Records:
_ _ _ _ _

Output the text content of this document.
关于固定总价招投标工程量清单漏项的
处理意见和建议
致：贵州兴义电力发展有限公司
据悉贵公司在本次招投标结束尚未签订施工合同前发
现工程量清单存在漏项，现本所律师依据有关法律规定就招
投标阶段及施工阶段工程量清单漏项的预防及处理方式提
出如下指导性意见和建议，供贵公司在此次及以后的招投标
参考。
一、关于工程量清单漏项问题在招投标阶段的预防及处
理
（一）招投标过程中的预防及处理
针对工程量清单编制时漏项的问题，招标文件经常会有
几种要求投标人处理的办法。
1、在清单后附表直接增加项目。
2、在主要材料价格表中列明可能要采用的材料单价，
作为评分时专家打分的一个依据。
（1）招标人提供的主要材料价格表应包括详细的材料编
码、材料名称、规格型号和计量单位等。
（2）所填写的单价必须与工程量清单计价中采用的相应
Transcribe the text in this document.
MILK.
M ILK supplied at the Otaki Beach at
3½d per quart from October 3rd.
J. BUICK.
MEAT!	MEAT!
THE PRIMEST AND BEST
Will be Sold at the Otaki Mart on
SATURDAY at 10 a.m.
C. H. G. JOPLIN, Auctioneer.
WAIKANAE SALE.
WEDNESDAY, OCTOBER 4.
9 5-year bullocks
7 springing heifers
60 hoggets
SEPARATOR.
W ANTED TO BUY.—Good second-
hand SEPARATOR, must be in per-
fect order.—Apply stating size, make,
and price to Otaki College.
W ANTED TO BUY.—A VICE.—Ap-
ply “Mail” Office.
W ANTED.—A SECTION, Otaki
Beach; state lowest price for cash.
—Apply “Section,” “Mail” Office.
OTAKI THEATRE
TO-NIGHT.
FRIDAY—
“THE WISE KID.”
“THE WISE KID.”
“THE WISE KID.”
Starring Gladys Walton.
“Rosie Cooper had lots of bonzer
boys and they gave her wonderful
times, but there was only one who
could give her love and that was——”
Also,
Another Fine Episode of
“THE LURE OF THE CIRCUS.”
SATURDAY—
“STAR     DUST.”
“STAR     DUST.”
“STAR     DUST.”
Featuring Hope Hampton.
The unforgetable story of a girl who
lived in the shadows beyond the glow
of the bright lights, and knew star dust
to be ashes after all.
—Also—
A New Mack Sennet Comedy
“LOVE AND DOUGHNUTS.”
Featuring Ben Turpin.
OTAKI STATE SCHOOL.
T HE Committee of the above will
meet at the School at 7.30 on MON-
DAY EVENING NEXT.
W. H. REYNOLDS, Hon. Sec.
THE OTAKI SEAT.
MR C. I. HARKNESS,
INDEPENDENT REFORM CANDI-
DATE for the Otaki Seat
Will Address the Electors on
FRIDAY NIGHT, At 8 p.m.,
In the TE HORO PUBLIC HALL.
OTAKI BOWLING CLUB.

_ _ _ _ _

**EXERCISE**
Repeat the records above exactly, from the first line to the last.

**FINISHED EXERCISE**
Output the text content of this document.
关于固定总价招投标工程量清单漏项的
处理意见和建议
致：贵州兴义电力发展有限公司
据悉贵公司在本次招投标结束尚未签订施工合同前发
现工程量清单存在漏项，现本所律师依据有关法律规定就招
投标阶段及施工阶段工程量清单漏项的预防及处理方式提
出如下指导性意见和建议，供贵公司在此次及以后的招投标
参考。
一、关于工程量清单漏项问题在招投标阶段的预防及处
理
（一）招投标过程中的预防及处理
针对工程量清单编制时漏项的问题，招标文件经常会有
几种要求投标人处理的办法。
1、在清单后附表直接增加项目。
2、在主要材料价格表中列明可能要采用的材料单价，
作为评分时专家打分的一个依据。
（1）招标人提供的主要材料价格表应包括详细的材料编
码、材料名称、规格型号和计量单位等。
（2）所填写的单价必须与工程量清单计价中采用的相应
Transcribe the text in this document.
MILK.
M ILK supplied at the Otaki Beach at
3½d per quart from October 3rd.
J. BUICK.
MEAT!	MEAT!
THE PRIMEST AND BEST
Will be Sold at the Otaki Mart on
SATURDAY at 10 a.m.
C. H. G. JOPLIN, Auctioneer.
WAIKANAE SALE.
WEDNESDAY, OCTOBER 4.
9 5-year bullocks
7 springing heifers
60 hoggets
SEPARATOR.
W ANTED TO BUY.—Good second-
hand SEPARATOR, must be in per-
fect order.—Apply stating size, make,
and price to Otaki College.
W ANTED TO BUY.—A VICE.—Ap-
ply “Mail” Office.
W ANTED.—A SECTION, Otaki
Beach; state lowest price for cash.
—Apply “Section,” “Mail” Office.
OTAKI THEATRE
TO-NIGHT.
FRIDAY—
“THE WISE KID.”
“THE WISE KID.”
“THE WISE KID.”
Starring Gladys Walton.
“Rosie Cooper had lots of bonzer
boys and they gave her wonderful
times, but there was only one who
could give her love and that was——”
Also,
Another Fine Episode of
“THE LURE OF THE CIRCUS.”
SATURDAY—
“STAR     DUST.”
“STAR     DUST.”
“STAR     DUST.”
Featuring Hope Hampton.
The unforgetable story of a girl who
lived in the shadows beyond the glow
of the bright lights, and knew star dust
to be ashes after all.
—Also—
A New Mack Sennet Comedy
“LOVE AND DOUGHNUTS.”
Featuring Ben Turpin.
OTAKI STATE SCHOOL.
T HE Committee of the above will
meet at the School at 7.30 on MON-
DAY EVENING NEXT.
W. H. REYNOLDS, Hon. Sec.
THE OTAKI SEAT.
MR C. I. HARKNESS,
INDEPENDENT REFORM CANDI-
DATE for the Otaki Seat
Will Address the Electors on
FRIDAY NIGHT, At 8 p.m.,
In the TE HORO PUBLIC HALL.
OTAKI BOWLING CLUB.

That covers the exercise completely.